→ Task goal
Make an exact copy of the records, with the images left out.

[Data items]
• • • • •
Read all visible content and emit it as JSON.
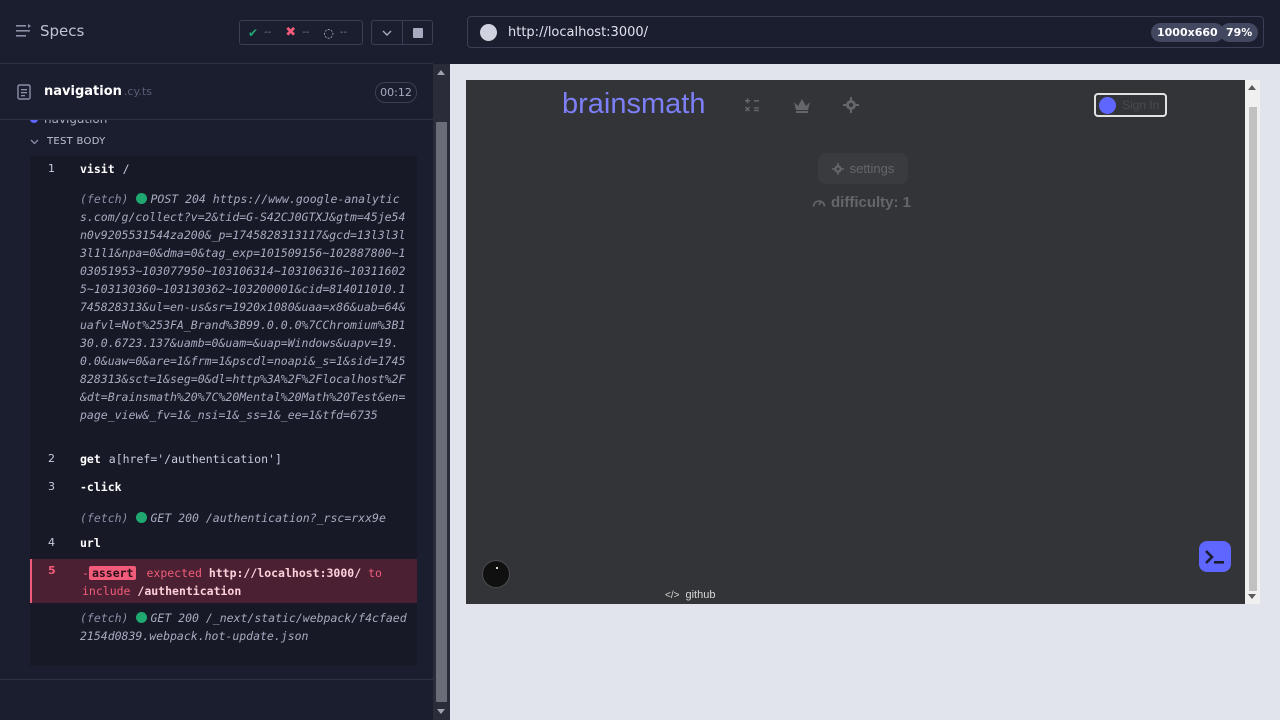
{
  "reporter": {
    "specs_label": "Specs",
    "stats": {
      "passed": "--",
      "failed": "--",
      "pending": "--"
    },
    "spec": {
      "name": "navigation",
      "ext": ".cy.ts",
      "duration": "00:12"
    },
    "suite_title": "navigation",
    "test_body_label": "TEST BODY",
    "commands": [
      {
        "num": "1",
        "name": "visit",
        "arg": "/"
      },
      {
        "fetch": "(fetch)",
        "text": "POST 204 https://www.google-analytics.com/g/collect?v=2&tid=G-S42CJ0GTXJ&gtm=45je54n0v9205531544za200&_p=1745828313117&gcd=13l3l3l3l1l1&npa=0&dma=0&tag_exp=101509156~102887800~103051953~103077950~103106314~103106316~103116025~103130360~103130362~103200001&cid=814011010.1745828313&ul=en-us&sr=1920x1080&uaa=x86&uab=64&uafvl=Not%253FA_Brand%3B99.0.0.0%7CChromium%3B130.0.6723.137&uamb=0&uam=&uap=Windows&uapv=19.0.0&uaw=0&are=1&frm=1&pscdl=noapi&_s=1&sid=1745828313&sct=1&seg=0&dl=http%3A%2F%2Flocalhost%2F&dt=Brainsmath%20%7C%20Mental%20Math%20Test&en=page_view&_fv=1&_nsi=1&_ss=1&_ee=1&tfd=6735"
      },
      {
        "num": "2",
        "name": "get",
        "arg": "a[href='/authentication']"
      },
      {
        "num": "3",
        "name": "-click"
      },
      {
        "fetch": "(fetch)",
        "text": "GET 200 /authentication?_rsc=rxx9e"
      },
      {
        "num": "4",
        "name": "url"
      },
      {
        "num": "5",
        "prefix": "-",
        "badge": "assert",
        "expected": "expected",
        "url": "http://localhost:3000/",
        "to": "to",
        "include": "include",
        "path": "/authentication"
      },
      {
        "fetch": "(fetch)",
        "text": "GET 200 /_next/static/webpack/f4cfaed2154d0839.webpack.hot-update.json"
      }
    ]
  },
  "aut": {
    "url": "http://localhost:3000/",
    "viewport": "1000x660",
    "zoom": "79%",
    "logo": "brainsmath",
    "signin": "Sign In",
    "settings": "settings",
    "difficulty": "difficulty: 1",
    "github": "github",
    "colors": {
      "accent": "#5f66ff",
      "bg": "#323437",
      "fail": "#f25c7a",
      "pass": "#1fa971"
    }
  }
}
• • • • •
→ Reply
Read all visible content and emit it as JSON.
{
  "reporter": {
    "specs_label": "Specs",
    "stats": {
      "passed": "--",
      "failed": "--",
      "pending": "--"
    },
    "spec": {
      "name": "navigation",
      "ext": ".cy.ts",
      "duration": "00:12"
    },
    "suite_title": "navigation",
    "test_body_label": "TEST BODY",
    "commands": [
      {
        "num": "1",
        "name": "visit",
        "arg": "/"
      },
      {
        "fetch": "(fetch)",
        "text": "POST 204 https://www.google-analytics.com/g/collect?v=2&tid=G-S42CJ0GTXJ&gtm=45je54n0v9205531544za200&_p=1745828313117&gcd=13l3l3l3l1l1&npa=0&dma=0&tag_exp=101509156~102887800~103051953~103077950~103106314~103106316~103116025~103130360~103130362~103200001&cid=814011010.1745828313&ul=en-us&sr=1920x1080&uaa=x86&uab=64&uafvl=Not%253FA_Brand%3B99.0.0.0%7CChromium%3B130.0.6723.137&uamb=0&uam=&uap=Windows&uapv=19.0.0&uaw=0&are=1&frm=1&pscdl=noapi&_s=1&sid=1745828313&sct=1&seg=0&dl=http%3A%2F%2Flocalhost%2F&dt=Brainsmath%20%7C%20Mental%20Math%20Test&en=page_view&_fv=1&_nsi=1&_ss=1&_ee=1&tfd=6735"
      },
      {
        "num": "2",
        "name": "get",
        "arg": "a[href='/authentication']"
      },
      {
        "num": "3",
        "name": "-click"
      },
      {
        "fetch": "(fetch)",
        "text": "GET 200 /authentication?_rsc=rxx9e"
      },
      {
        "num": "4",
        "name": "url"
      },
      {
        "num": "5",
        "prefix": "-",
        "badge": "assert",
        "expected": "expected",
        "url": "http://localhost:3000/",
        "to": "to",
        "include": "include",
        "path": "/authentication"
      },
      {
        "fetch": "(fetch)",
        "text": "GET 200 /_next/static/webpack/f4cfaed2154d0839.webpack.hot-update.json"
      }
    ]
  },
  "aut": {
    "url": "http://localhost:3000/",
    "viewport": "1000x660",
    "zoom": "79%",
    "logo": "brainsmath",
    "signin": "Sign In",
    "settings": "settings",
    "difficulty": "difficulty: 1",
    "github": "github",
    "colors": {
      "accent": "#5f66ff",
      "bg": "#323437",
      "fail": "#f25c7a",
      "pass": "#1fa971"
    }
  }
}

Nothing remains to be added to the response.